[Structured figure records]

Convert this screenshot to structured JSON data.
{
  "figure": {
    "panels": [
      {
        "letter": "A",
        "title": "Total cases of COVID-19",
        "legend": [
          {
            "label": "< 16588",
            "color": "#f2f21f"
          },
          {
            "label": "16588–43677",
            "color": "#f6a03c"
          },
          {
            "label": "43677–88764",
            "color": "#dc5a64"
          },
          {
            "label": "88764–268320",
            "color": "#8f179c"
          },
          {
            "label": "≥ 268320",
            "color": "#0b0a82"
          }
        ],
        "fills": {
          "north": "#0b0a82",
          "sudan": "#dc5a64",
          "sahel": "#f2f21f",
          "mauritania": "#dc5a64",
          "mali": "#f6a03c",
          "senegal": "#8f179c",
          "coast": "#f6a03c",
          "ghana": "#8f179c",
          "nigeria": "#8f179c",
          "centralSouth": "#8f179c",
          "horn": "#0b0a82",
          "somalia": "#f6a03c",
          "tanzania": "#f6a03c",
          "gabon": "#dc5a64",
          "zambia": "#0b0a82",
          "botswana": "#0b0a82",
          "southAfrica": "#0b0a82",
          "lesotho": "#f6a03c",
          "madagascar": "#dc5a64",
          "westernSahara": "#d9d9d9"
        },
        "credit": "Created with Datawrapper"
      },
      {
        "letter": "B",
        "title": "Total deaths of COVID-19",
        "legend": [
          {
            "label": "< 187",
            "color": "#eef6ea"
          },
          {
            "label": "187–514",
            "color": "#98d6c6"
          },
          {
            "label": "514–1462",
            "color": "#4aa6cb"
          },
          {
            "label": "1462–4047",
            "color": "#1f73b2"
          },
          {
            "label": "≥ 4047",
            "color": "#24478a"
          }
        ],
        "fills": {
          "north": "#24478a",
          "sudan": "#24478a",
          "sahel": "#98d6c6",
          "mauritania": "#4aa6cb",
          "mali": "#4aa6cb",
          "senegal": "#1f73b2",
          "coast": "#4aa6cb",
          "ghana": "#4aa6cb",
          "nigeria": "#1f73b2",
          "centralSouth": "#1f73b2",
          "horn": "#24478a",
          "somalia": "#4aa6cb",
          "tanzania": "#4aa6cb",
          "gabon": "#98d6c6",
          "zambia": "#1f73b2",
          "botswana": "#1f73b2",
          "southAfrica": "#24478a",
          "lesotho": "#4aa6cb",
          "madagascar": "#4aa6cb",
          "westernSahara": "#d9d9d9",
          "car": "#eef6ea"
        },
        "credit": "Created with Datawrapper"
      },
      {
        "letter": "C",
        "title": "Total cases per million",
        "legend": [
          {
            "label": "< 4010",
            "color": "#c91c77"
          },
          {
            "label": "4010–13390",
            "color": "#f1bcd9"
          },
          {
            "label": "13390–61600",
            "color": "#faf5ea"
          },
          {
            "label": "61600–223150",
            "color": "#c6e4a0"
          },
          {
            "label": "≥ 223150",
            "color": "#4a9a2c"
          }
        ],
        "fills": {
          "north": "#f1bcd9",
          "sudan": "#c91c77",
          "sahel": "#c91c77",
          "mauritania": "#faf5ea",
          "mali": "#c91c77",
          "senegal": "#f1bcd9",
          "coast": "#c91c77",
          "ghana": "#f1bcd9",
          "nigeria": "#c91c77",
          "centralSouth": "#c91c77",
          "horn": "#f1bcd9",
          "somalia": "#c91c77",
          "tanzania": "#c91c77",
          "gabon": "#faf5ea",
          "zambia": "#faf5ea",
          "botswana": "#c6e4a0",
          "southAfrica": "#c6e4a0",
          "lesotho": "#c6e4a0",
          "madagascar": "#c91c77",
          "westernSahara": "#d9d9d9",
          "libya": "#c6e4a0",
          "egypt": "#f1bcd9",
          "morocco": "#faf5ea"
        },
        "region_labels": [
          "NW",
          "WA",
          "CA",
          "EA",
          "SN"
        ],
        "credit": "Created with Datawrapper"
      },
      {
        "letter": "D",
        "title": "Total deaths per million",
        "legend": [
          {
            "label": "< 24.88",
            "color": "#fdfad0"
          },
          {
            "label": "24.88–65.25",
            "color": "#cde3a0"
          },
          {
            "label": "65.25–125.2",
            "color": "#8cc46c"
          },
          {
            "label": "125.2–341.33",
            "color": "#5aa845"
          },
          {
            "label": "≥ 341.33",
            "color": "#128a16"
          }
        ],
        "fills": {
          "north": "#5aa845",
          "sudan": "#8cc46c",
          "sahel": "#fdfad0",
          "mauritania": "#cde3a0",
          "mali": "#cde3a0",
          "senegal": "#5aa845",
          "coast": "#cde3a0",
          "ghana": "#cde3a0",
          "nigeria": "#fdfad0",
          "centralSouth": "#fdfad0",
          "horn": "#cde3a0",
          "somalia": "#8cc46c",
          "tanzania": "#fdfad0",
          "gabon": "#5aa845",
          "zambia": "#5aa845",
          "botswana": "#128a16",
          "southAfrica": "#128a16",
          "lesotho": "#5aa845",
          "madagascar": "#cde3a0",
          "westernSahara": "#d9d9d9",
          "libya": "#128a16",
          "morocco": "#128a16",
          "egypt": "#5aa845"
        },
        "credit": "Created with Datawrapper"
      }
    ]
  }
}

**WHAT YOU SHOULD DO:** Repeat every entry word for word.

**EXPECTED ANSWER:**
Convert this screenshot to structured JSON data.
{
  "figure": {
    "panels": [
      {
        "letter": "A",
        "title": "Total cases of COVID-19",
        "legend": [
          {
            "label": "< 16588",
            "color": "#f2f21f"
          },
          {
            "label": "16588–43677",
            "color": "#f6a03c"
          },
          {
            "label": "43677–88764",
            "color": "#dc5a64"
          },
          {
            "label": "88764–268320",
            "color": "#8f179c"
          },
          {
            "label": "≥ 268320",
            "color": "#0b0a82"
          }
        ],
        "fills": {
          "north": "#0b0a82",
          "sudan": "#dc5a64",
          "sahel": "#f2f21f",
          "mauritania": "#dc5a64",
          "mali": "#f6a03c",
          "senegal": "#8f179c",
          "coast": "#f6a03c",
          "ghana": "#8f179c",
          "nigeria": "#8f179c",
          "centralSouth": "#8f179c",
          "horn": "#0b0a82",
          "somalia": "#f6a03c",
          "tanzania": "#f6a03c",
          "gabon": "#dc5a64",
          "zambia": "#0b0a82",
          "botswana": "#0b0a82",
          "southAfrica": "#0b0a82",
          "lesotho": "#f6a03c",
          "madagascar": "#dc5a64",
          "westernSahara": "#d9d9d9"
        },
        "credit": "Created with Datawrapper"
      },
      {
        "letter": "B",
        "title": "Total deaths of COVID-19",
        "legend": [
          {
            "label": "< 187",
            "color": "#eef6ea"
          },
          {
            "label": "187–514",
            "color": "#98d6c6"
          },
          {
            "label": "514–1462",
            "color": "#4aa6cb"
          },
          {
            "label": "1462–4047",
            "color": "#1f73b2"
          },
          {
            "label": "≥ 4047",
            "color": "#24478a"
          }
        ],
        "fills": {
          "north": "#24478a",
          "sudan": "#24478a",
          "sahel": "#98d6c6",
          "mauritania": "#4aa6cb",
          "mali": "#4aa6cb",
          "senegal": "#1f73b2",
          "coast": "#4aa6cb",
          "ghana": "#4aa6cb",
          "nigeria": "#1f73b2",
          "centralSouth": "#1f73b2",
          "horn": "#24478a",
          "somalia": "#4aa6cb",
          "tanzania": "#4aa6cb",
          "gabon": "#98d6c6",
          "zambia": "#1f73b2",
          "botswana": "#1f73b2",
          "southAfrica": "#24478a",
          "lesotho": "#4aa6cb",
          "madagascar": "#4aa6cb",
          "westernSahara": "#d9d9d9",
          "car": "#eef6ea"
        },
        "credit": "Created with Datawrapper"
      },
      {
        "letter": "C",
        "title": "Total cases per million",
        "legend": [
          {
            "label": "< 4010",
            "color": "#c91c77"
          },
          {
            "label": "4010–13390",
            "color": "#f1bcd9"
          },
          {
            "label": "13390–61600",
            "color": "#faf5ea"
          },
          {
            "label": "61600–223150",
            "color": "#c6e4a0"
          },
          {
            "label": "≥ 223150",
            "color": "#4a9a2c"
          }
        ],
        "fills": {
          "north": "#f1bcd9",
          "sudan": "#c91c77",
          "sahel": "#c91c77",
          "mauritania": "#faf5ea",
          "mali": "#c91c77",
          "senegal": "#f1bcd9",
          "coast": "#c91c77",
          "ghana": "#f1bcd9",
          "nigeria": "#c91c77",
          "centralSouth": "#c91c77",
          "horn": "#f1bcd9",
          "somalia": "#c91c77",
          "tanzania": "#c91c77",
          "gabon": "#faf5ea",
          "zambia": "#faf5ea",
          "botswana": "#c6e4a0",
          "southAfrica": "#c6e4a0",
          "lesotho": "#c6e4a0",
          "madagascar": "#c91c77",
          "westernSahara": "#d9d9d9",
          "libya": "#c6e4a0",
          "egypt": "#f1bcd9",
          "morocco": "#faf5ea"
        },
        "region_labels": [
          "NW",
          "WA",
          "CA",
          "EA",
          "SN"
        ],
        "credit": "Created with Datawrapper"
      },
      {
        "letter": "D",
        "title": "Total deaths per million",
        "legend": [
          {
            "label": "< 24.88",
            "color": "#fdfad0"
          },
          {
            "label": "24.88–65.25",
            "color": "#cde3a0"
          },
          {
            "label": "65.25–125.2",
            "color": "#8cc46c"
          },
          {
            "label": "125.2–341.33",
            "color": "#5aa845"
          },
          {
            "label": "≥ 341.33",
            "color": "#128a16"
          }
        ],
        "fills": {
          "north": "#5aa845",
          "sudan": "#8cc46c",
          "sahel": "#fdfad0",
          "mauritania": "#cde3a0",
          "mali": "#cde3a0",
          "senegal": "#5aa845",
          "coast": "#cde3a0",
          "ghana": "#cde3a0",
          "nigeria": "#fdfad0",
          "centralSouth": "#fdfad0",
          "horn": "#cde3a0",
          "somalia": "#8cc46c",
          "tanzania": "#fdfad0",
          "gabon": "#5aa845",
          "zambia": "#5aa845",
          "botswana": "#128a16",
          "southAfrica": "#128a16",
          "lesotho": "#5aa845",
          "madagascar": "#cde3a0",
          "westernSahara": "#d9d9d9",
          "libya": "#128a16",
          "morocco": "#128a16",
          "egypt": "#5aa845"
        },
        "credit": "Created with Datawrapper"
      }
    ]
  }
}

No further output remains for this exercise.